• **MATERIAL SUPPLIED**
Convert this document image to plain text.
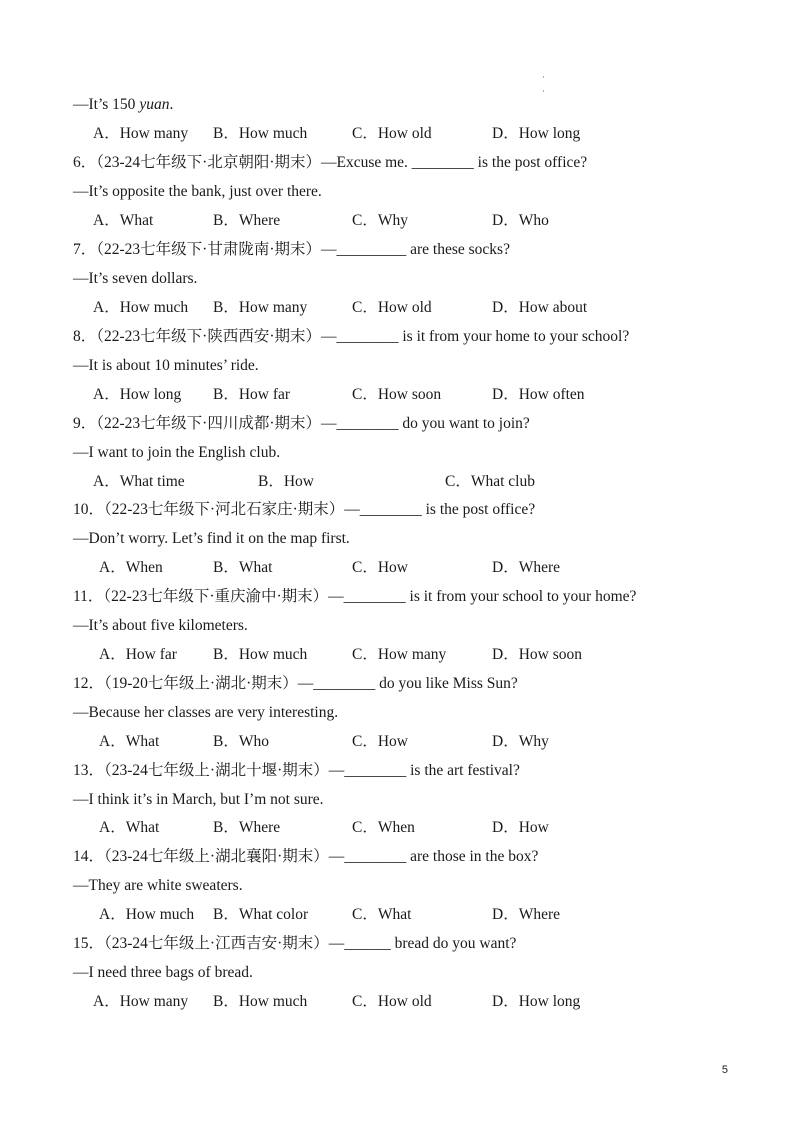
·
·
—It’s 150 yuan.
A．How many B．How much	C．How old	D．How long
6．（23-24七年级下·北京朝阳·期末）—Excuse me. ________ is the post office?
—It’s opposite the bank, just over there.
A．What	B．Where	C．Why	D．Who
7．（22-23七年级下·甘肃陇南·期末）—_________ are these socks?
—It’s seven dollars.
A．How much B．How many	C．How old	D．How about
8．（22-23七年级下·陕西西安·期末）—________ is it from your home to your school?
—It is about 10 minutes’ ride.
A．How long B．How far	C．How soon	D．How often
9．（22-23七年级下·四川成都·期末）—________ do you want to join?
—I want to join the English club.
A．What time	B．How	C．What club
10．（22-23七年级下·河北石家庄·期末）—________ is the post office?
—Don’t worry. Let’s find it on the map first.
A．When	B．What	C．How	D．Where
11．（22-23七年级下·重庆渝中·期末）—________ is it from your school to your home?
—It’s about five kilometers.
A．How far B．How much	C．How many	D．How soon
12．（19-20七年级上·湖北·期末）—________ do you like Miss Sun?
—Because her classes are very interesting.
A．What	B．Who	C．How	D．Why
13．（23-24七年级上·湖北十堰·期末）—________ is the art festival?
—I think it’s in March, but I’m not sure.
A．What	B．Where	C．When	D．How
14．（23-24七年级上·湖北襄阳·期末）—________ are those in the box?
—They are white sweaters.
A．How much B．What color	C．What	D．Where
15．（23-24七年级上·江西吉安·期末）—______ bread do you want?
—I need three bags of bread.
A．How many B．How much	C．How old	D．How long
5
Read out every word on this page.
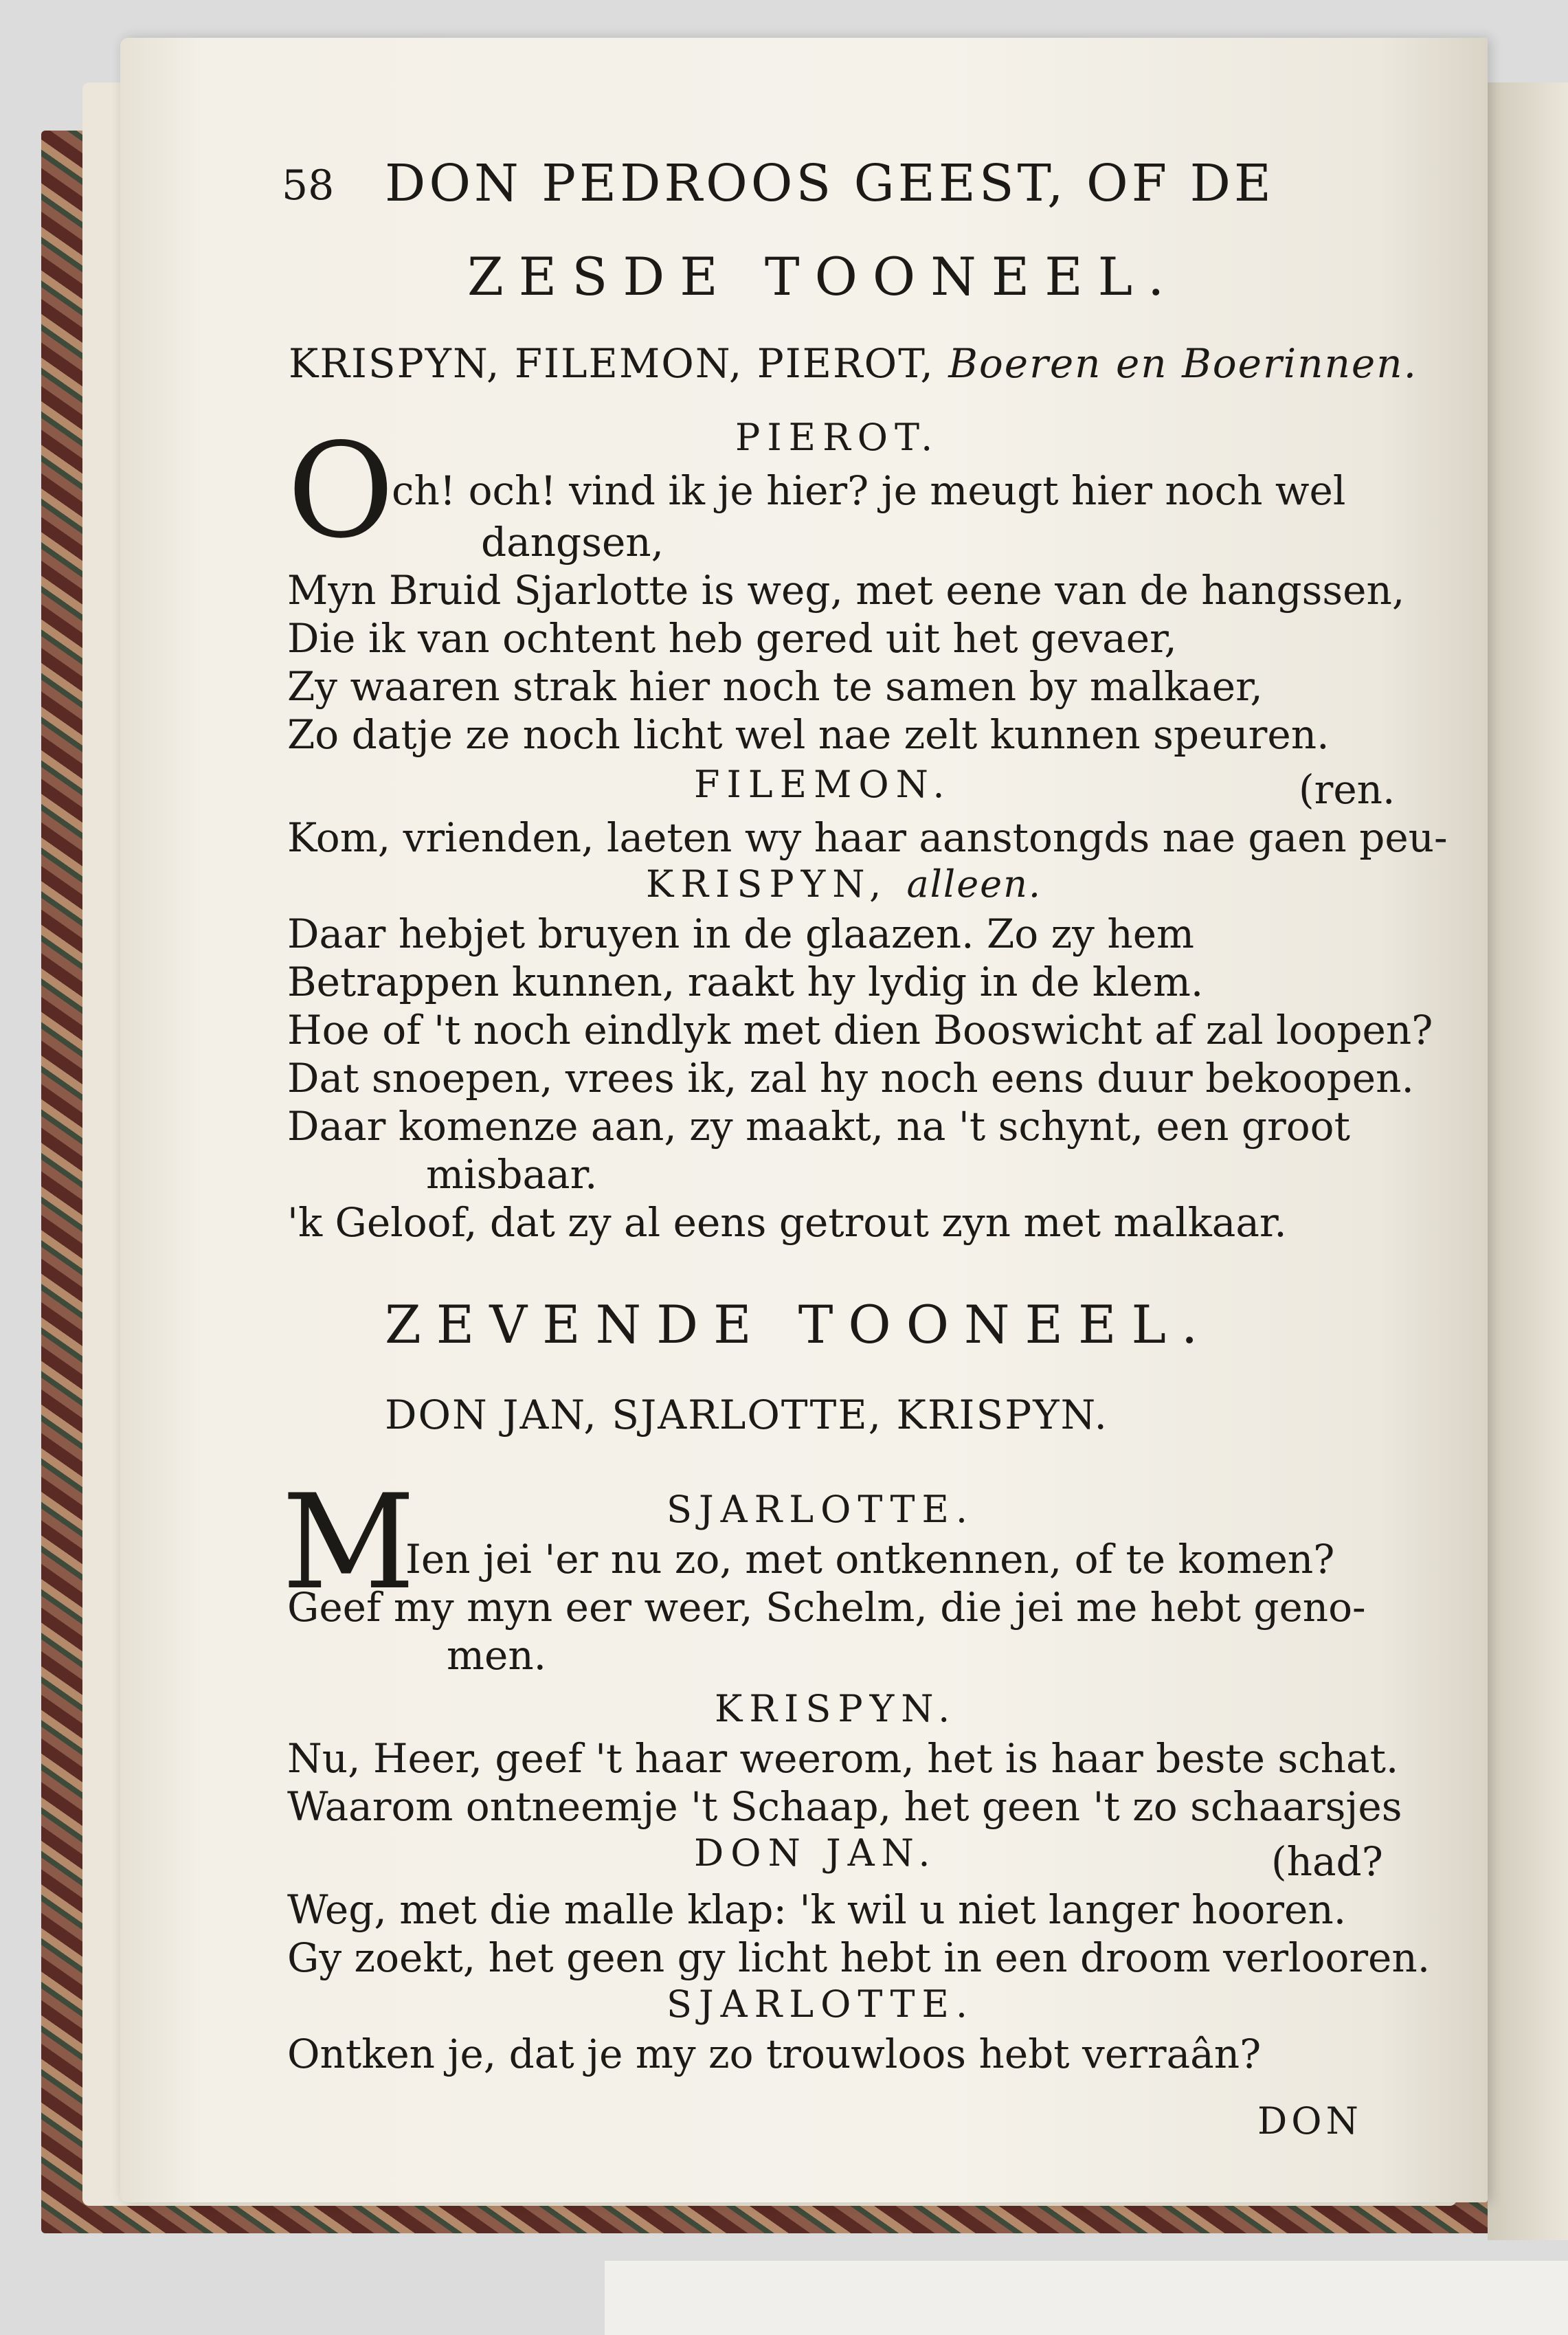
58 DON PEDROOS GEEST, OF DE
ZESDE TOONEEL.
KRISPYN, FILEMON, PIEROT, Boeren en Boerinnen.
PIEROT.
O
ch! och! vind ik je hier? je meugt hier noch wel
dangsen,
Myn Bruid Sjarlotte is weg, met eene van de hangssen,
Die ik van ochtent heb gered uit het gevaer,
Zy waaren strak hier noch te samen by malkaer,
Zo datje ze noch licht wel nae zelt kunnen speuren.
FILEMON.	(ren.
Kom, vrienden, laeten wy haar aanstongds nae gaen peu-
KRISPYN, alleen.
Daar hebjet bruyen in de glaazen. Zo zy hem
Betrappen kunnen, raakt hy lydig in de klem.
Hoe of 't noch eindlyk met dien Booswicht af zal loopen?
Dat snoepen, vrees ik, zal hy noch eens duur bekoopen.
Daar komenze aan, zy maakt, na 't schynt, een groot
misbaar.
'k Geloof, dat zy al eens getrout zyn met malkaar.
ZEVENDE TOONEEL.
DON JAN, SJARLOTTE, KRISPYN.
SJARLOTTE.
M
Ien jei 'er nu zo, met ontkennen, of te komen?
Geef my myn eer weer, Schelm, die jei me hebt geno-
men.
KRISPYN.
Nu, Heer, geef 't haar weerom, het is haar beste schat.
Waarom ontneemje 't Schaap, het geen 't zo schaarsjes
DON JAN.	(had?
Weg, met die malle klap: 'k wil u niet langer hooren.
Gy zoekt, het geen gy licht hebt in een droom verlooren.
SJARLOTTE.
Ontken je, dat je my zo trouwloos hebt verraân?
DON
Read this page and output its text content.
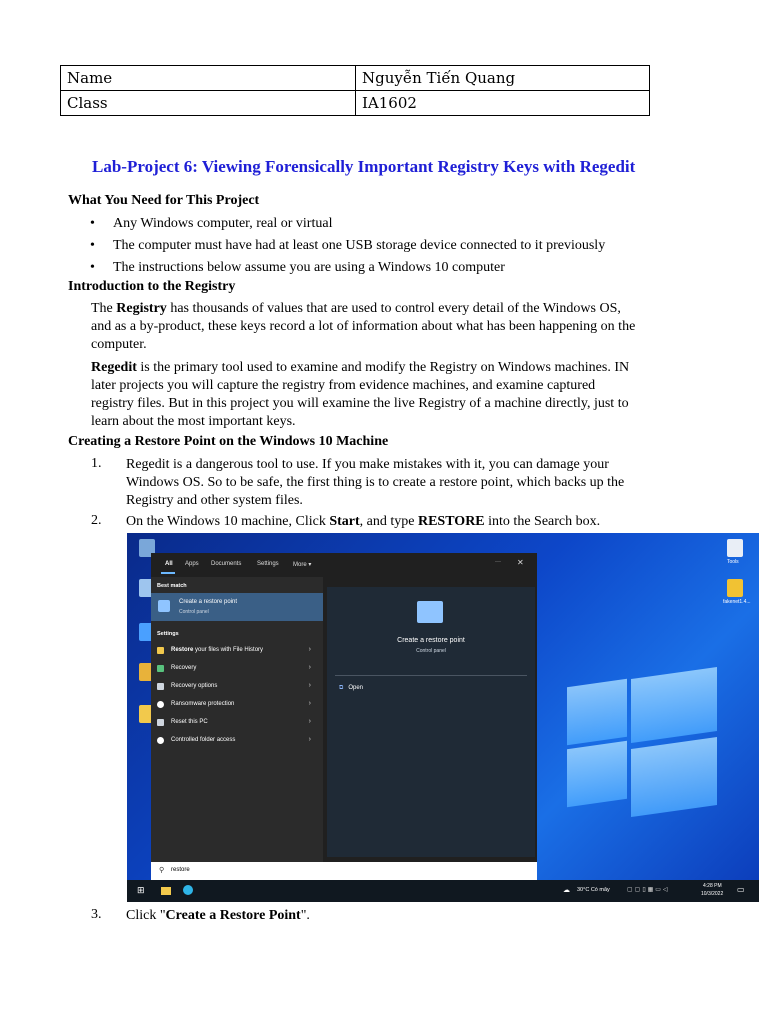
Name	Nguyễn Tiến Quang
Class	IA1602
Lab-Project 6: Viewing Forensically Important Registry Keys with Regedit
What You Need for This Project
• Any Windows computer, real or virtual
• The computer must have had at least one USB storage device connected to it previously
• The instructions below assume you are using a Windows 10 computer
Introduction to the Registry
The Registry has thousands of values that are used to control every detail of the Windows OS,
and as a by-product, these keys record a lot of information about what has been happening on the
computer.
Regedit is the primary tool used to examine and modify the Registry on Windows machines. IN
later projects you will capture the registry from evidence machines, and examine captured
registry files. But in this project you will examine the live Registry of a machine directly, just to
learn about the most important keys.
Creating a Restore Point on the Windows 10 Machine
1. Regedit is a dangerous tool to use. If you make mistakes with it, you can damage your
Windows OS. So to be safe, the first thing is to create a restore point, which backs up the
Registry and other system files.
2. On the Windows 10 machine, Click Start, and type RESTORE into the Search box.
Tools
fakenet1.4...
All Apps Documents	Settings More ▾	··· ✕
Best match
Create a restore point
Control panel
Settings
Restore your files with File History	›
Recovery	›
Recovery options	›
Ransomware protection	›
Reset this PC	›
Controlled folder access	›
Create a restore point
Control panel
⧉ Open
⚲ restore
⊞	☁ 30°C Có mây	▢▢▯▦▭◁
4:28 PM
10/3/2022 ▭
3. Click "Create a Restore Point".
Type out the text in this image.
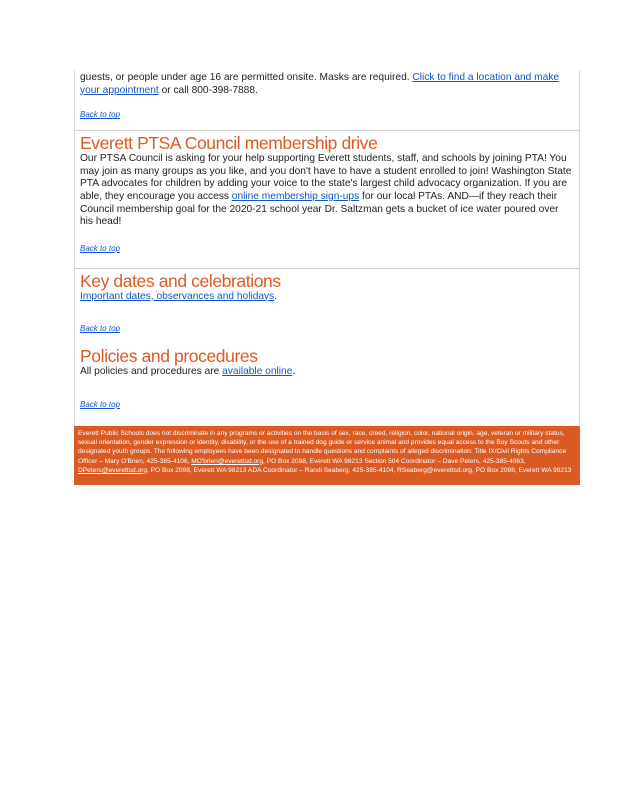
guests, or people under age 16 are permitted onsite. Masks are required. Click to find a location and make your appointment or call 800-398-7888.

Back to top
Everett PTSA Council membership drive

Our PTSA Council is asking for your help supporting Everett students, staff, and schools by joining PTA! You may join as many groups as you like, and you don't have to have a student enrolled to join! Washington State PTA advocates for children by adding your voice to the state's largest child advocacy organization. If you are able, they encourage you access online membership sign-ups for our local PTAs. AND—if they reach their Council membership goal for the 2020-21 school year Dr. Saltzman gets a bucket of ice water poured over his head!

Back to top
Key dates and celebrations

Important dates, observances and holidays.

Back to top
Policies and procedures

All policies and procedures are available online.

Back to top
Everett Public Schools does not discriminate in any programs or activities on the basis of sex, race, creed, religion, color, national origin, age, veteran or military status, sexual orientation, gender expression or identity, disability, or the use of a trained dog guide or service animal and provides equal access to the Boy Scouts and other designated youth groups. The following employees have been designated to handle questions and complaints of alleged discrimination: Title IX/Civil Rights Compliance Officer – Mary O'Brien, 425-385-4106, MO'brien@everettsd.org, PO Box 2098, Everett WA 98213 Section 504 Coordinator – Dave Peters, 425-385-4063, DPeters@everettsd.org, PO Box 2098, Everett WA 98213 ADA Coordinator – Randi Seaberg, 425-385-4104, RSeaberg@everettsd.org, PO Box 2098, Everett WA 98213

• **WORK INSTRUCTIONS**
Without the pictures, reproduce every line of the records above exactly.

• **WRITTEN REPLY**
Convert this document image to plain text.
·
·
—It’s 150 yuan.
A．How many B．How much	C．How old	D．How long
6．（23-24七年级下·北京朝阳·期末）—Excuse me. ________ is the post office?
—It’s opposite the bank, just over there.
A．What	B．Where	C．Why	D．Who
7．（22-23七年级下·甘肃陇南·期末）—_________ are these socks?
—It’s seven dollars.
A．How much B．How many	C．How old	D．How about
8．（22-23七年级下·陕西西安·期末）—________ is it from your home to your school?
—It is about 10 minutes’ ride.
A．How long B．How far	C．How soon	D．How often
9．（22-23七年级下·四川成都·期末）—________ do you want to join?
—I want to join the English club.
A．What time	B．How	C．What club
10．（22-23七年级下·河北石家庄·期末）—________ is the post office?
—Don’t worry. Let’s find it on the map first.
A．When	B．What	C．How	D．Where
11．（22-23七年级下·重庆渝中·期末）—________ is it from your school to your home?
—It’s about five kilometers.
A．How far B．How much	C．How many	D．How soon
12．（19-20七年级上·湖北·期末）—________ do you like Miss Sun?
—Because her classes are very interesting.
A．What	B．Who	C．How	D．Why
13．（23-24七年级上·湖北十堰·期末）—________ is the art festival?
—I think it’s in March, but I’m not sure.
A．What	B．Where	C．When	D．How
14．（23-24七年级上·湖北襄阳·期末）—________ are those in the box?
—They are white sweaters.
A．How much B．What color	C．What	D．Where
15．（23-24七年级上·江西吉安·期末）—______ bread do you want?
—I need three bags of bread.
A．How many B．How much	C．How old	D．How long
5
Read out every word on this page.
58 DON PEDROOS GEEST, OF DE
ZESDE TOONEEL.
KRISPYN, FILEMON, PIEROT, Boeren en Boerinnen.
PIEROT.
O
ch! och! vind ik je hier? je meugt hier noch wel
dangsen,
Myn Bruid Sjarlotte is weg, met eene van de hangssen,
Die ik van ochtent heb gered uit het gevaer,
Zy waaren strak hier noch te samen by malkaer,
Zo datje ze noch licht wel nae zelt kunnen speuren.
FILEMON.	(ren.
Kom, vrienden, laeten wy haar aanstongds nae gaen peu-
KRISPYN, alleen.
Daar hebjet bruyen in de glaazen. Zo zy hem
Betrappen kunnen, raakt hy lydig in de klem.
Hoe of 't noch eindlyk met dien Booswicht af zal loopen?
Dat snoepen, vrees ik, zal hy noch eens duur bekoopen.
Daar komenze aan, zy maakt, na 't schynt, een groot
misbaar.
'k Geloof, dat zy al eens getrout zyn met malkaar.
ZEVENDE TOONEEL.
DON JAN, SJARLOTTE, KRISPYN.
SJARLOTTE.
M
Ien jei 'er nu zo, met ontkennen, of te komen?
Geef my myn eer weer, Schelm, die jei me hebt geno-
men.
KRISPYN.
Nu, Heer, geef 't haar weerom, het is haar beste schat.
Waarom ontneemje 't Schaap, het geen 't zo schaarsjes
DON JAN.	(had?
Weg, met die malle klap: 'k wil u niet langer hooren.
Gy zoekt, het geen gy licht hebt in een droom verlooren.
SJARLOTTE.
Ontken je, dat je my zo trouwloos hebt verraân?
DON
Read this page and output its text content.
Name	Nguyễn Tiến Quang
Class	IA1602
Lab-Project 6: Viewing Forensically Important Registry Keys with Regedit
What You Need for This Project
• Any Windows computer, real or virtual
• The computer must have had at least one USB storage device connected to it previously
• The instructions below assume you are using a Windows 10 computer
Introduction to the Registry
The Registry has thousands of values that are used to control every detail of the Windows OS,
and as a by-product, these keys record a lot of information about what has been happening on the
computer.
Regedit is the primary tool used to examine and modify the Registry on Windows machines. IN
later projects you will capture the registry from evidence machines, and examine captured
registry files. But in this project you will examine the live Registry of a machine directly, just to
learn about the most important keys.
Creating a Restore Point on the Windows 10 Machine
1. Regedit is a dangerous tool to use. If you make mistakes with it, you can damage your
Windows OS. So to be safe, the first thing is to create a restore point, which backs up the
Registry and other system files.
2. On the Windows 10 machine, Click Start, and type RESTORE into the Search box.
Tools
fakenet1.4...
All Apps Documents	Settings More ▾	··· ✕
Best match
Create a restore point
Control panel
Settings
Restore your files with File History	›
Recovery	›
Recovery options	›
Ransomware protection	›
Reset this PC	›
Controlled folder access	›
Create a restore point
Control panel
⧉ Open
⚲ restore
⊞	☁ 30°C Có mây	▢▢▯▦▭◁
4:28 PM
10/3/2022 ▭
3. Click "Create a Restore Point".
Type out the text in this image.
guests, or people under age 16 are permitted onsite. Masks are required. Click to find a location and make your appointment or call 800-398-7888.

Back to top
Everett PTSA Council membership drive

Our PTSA Council is asking for your help supporting Everett students, staff, and schools by joining PTA! You may join as many groups as you like, and you don't have to have a student enrolled to join! Washington State PTA advocates for children by adding your voice to the state's largest child advocacy organization. If you are able, they encourage you access online membership sign-ups for our local PTAs. AND—if they reach their Council membership goal for the 2020-21 school year Dr. Saltzman gets a bucket of ice water poured over his head!

Back to top
Key dates and celebrations

Important dates, observances and holidays.

Back to top
Policies and procedures

All policies and procedures are available online.

Back to top
Everett Public Schools does not discriminate in any programs or activities on the basis of sex, race, creed, religion, color, national origin, age, veteran or military status, sexual orientation, gender expression or identity, disability, or the use of a trained dog guide or service animal and provides equal access to the Boy Scouts and other designated youth groups. The following employees have been designated to handle questions and complaints of alleged discrimination: Title IX/Civil Rights Compliance Officer – Mary O'Brien, 425-385-4106, MO'brien@everettsd.org, PO Box 2098, Everett WA 98213 Section 504 Coordinator – Dave Peters, 425-385-4063, DPeters@everettsd.org, PO Box 2098, Everett WA 98213 ADA Coordinator – Randi Seaberg, 425-385-4104, RSeaberg@everettsd.org, PO Box 2098, Everett WA 98213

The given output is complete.